### PROMPT
What follows is a set of entries. Repeat them exactly, but not their pictures.

#### RECORD EXTRACTS

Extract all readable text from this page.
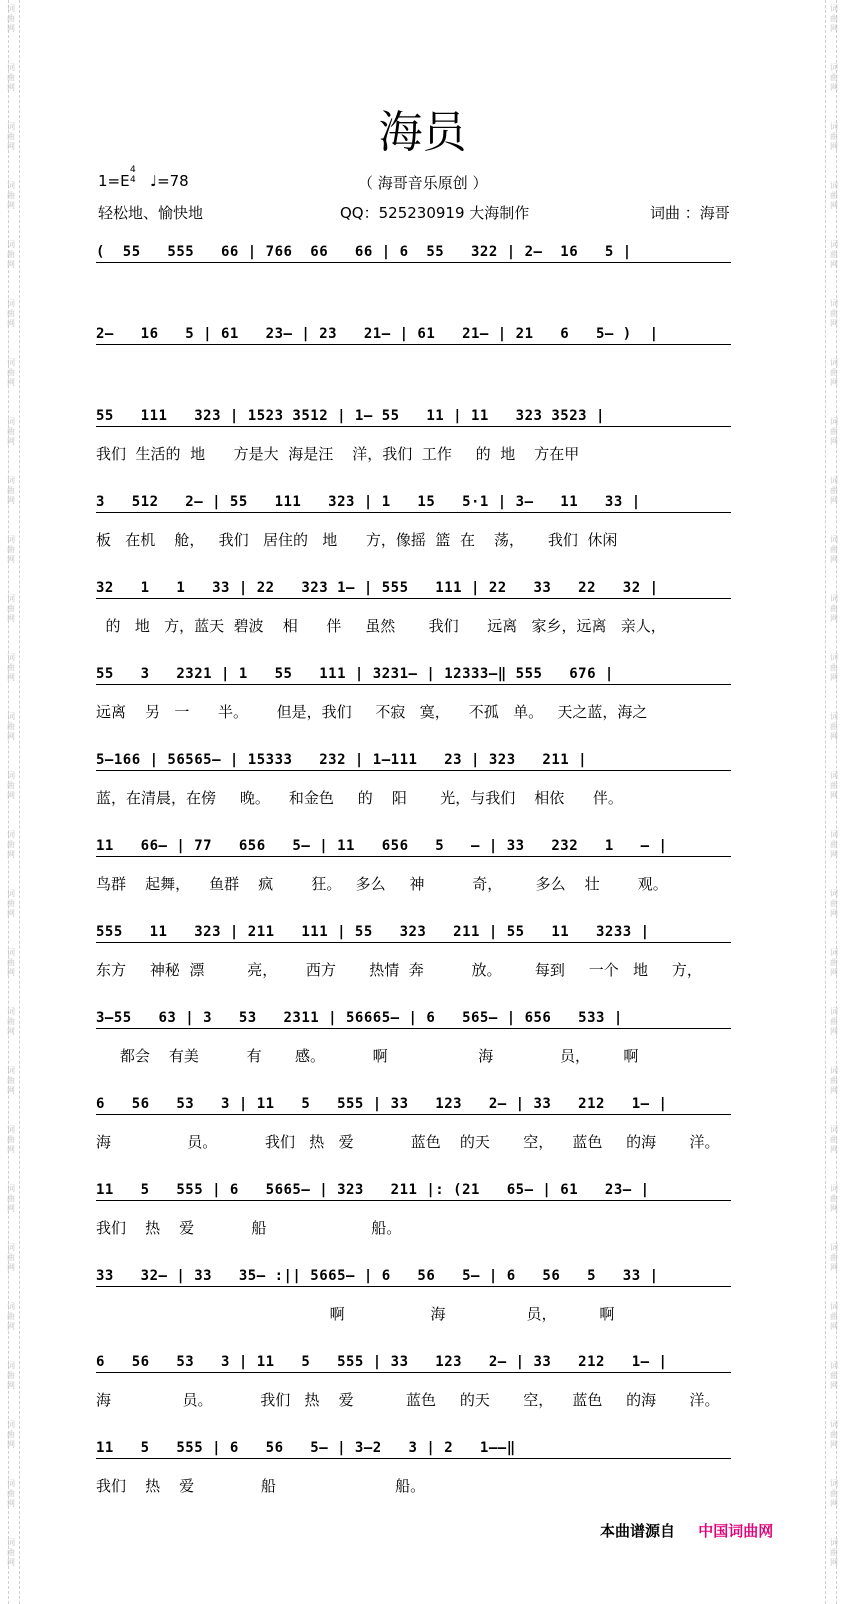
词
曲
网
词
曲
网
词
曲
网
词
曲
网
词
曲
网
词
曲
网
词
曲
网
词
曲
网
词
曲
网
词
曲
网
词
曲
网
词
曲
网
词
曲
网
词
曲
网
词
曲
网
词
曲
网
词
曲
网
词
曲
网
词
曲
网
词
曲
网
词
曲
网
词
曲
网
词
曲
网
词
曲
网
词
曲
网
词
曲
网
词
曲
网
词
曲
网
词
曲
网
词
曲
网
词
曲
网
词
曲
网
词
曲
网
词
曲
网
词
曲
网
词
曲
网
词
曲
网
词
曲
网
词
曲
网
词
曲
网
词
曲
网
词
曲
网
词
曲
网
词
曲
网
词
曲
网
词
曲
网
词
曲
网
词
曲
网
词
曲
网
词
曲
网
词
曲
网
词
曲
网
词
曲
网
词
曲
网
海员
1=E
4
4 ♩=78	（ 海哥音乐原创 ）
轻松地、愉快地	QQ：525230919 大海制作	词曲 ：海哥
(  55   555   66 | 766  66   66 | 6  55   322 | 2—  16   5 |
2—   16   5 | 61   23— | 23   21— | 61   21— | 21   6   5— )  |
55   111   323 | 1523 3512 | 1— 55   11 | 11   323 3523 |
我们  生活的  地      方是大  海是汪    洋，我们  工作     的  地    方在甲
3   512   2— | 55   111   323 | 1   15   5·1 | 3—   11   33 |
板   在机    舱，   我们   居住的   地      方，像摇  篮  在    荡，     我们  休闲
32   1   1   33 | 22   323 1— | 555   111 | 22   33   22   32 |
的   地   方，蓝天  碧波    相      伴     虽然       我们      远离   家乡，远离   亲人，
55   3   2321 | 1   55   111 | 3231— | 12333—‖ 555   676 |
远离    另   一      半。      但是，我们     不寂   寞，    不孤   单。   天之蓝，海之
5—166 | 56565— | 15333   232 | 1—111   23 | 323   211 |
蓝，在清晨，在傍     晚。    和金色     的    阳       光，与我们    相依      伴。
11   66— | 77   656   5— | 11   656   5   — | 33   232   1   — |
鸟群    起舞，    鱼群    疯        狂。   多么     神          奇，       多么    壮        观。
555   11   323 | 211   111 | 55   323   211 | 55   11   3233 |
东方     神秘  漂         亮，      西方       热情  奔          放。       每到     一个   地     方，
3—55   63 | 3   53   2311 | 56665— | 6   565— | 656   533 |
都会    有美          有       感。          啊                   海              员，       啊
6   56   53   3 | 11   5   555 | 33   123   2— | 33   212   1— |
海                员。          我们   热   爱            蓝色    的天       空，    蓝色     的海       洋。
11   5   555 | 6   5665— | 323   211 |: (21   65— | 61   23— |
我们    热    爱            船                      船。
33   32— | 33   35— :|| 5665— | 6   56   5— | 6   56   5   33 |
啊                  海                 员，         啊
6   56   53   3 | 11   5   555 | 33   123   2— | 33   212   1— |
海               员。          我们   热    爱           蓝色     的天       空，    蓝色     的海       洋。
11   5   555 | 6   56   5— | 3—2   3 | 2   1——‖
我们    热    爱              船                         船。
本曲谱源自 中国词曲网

########

### TASK ANSWER
Extract all readable text from this page.
词
曲
网
词
曲
网
词
曲
网
词
曲
网
词
曲
网
词
曲
网
词
曲
网
词
曲
网
词
曲
网
词
曲
网
词
曲
网
词
曲
网
词
曲
网
词
曲
网
词
曲
网
词
曲
网
词
曲
网
词
曲
网
词
曲
网
词
曲
网
词
曲
网
词
曲
网
词
曲
网
词
曲
网
词
曲
网
词
曲
网
词
曲
网
词
曲
网
词
曲
网
词
曲
网
词
曲
网
词
曲
网
词
曲
网
词
曲
网
词
曲
网
词
曲
网
词
曲
网
词
曲
网
词
曲
网
词
曲
网
词
曲
网
词
曲
网
词
曲
网
词
曲
网
词
曲
网
词
曲
网
词
曲
网
词
曲
网
词
曲
网
词
曲
网
词
曲
网
词
曲
网
词
曲
网
词
曲
网
海员
1=E
4
4 ♩=78	（ 海哥音乐原创 ）
轻松地、愉快地	QQ：525230919 大海制作	词曲 ：海哥
(  55   555   66 | 766  66   66 | 6  55   322 | 2—  16   5 |
2—   16   5 | 61   23— | 23   21— | 61   21— | 21   6   5— )  |
55   111   323 | 1523 3512 | 1— 55   11 | 11   323 3523 |
我们  生活的  地      方是大  海是汪    洋，我们  工作     的  地    方在甲
3   512   2— | 55   111   323 | 1   15   5·1 | 3—   11   33 |
板   在机    舱，   我们   居住的   地      方，像摇  篮  在    荡，     我们  休闲
32   1   1   33 | 22   323 1— | 555   111 | 22   33   22   32 |
的   地   方，蓝天  碧波    相      伴     虽然       我们      远离   家乡，远离   亲人，
55   3   2321 | 1   55   111 | 3231— | 12333—‖ 555   676 |
远离    另   一      半。      但是，我们     不寂   寞，    不孤   单。   天之蓝，海之
5—166 | 56565— | 15333   232 | 1—111   23 | 323   211 |
蓝，在清晨，在傍     晚。    和金色     的    阳       光，与我们    相依      伴。
11   66— | 77   656   5— | 11   656   5   — | 33   232   1   — |
鸟群    起舞，    鱼群    疯        狂。   多么     神          奇，       多么    壮        观。
555   11   323 | 211   111 | 55   323   211 | 55   11   3233 |
东方     神秘  漂         亮，      西方       热情  奔          放。       每到     一个   地     方，
3—55   63 | 3   53   2311 | 56665— | 6   565— | 656   533 |
都会    有美          有       感。          啊                   海              员，       啊
6   56   53   3 | 11   5   555 | 33   123   2— | 33   212   1— |
海                员。          我们   热   爱            蓝色    的天       空，    蓝色     的海       洋。
11   5   555 | 6   5665— | 323   211 |: (21   65— | 61   23— |
我们    热    爱            船                      船。
33   32— | 33   35— :|| 5665— | 6   56   5— | 6   56   5   33 |
啊                  海                 员，         啊
6   56   53   3 | 11   5   555 | 33   123   2— | 33   212   1— |
海               员。          我们   热    爱           蓝色     的天       空，    蓝色     的海       洋。
11   5   555 | 6   56   5— | 3—2   3 | 2   1——‖
我们    热    爱              船                         船。
本曲谱源自 中国词曲网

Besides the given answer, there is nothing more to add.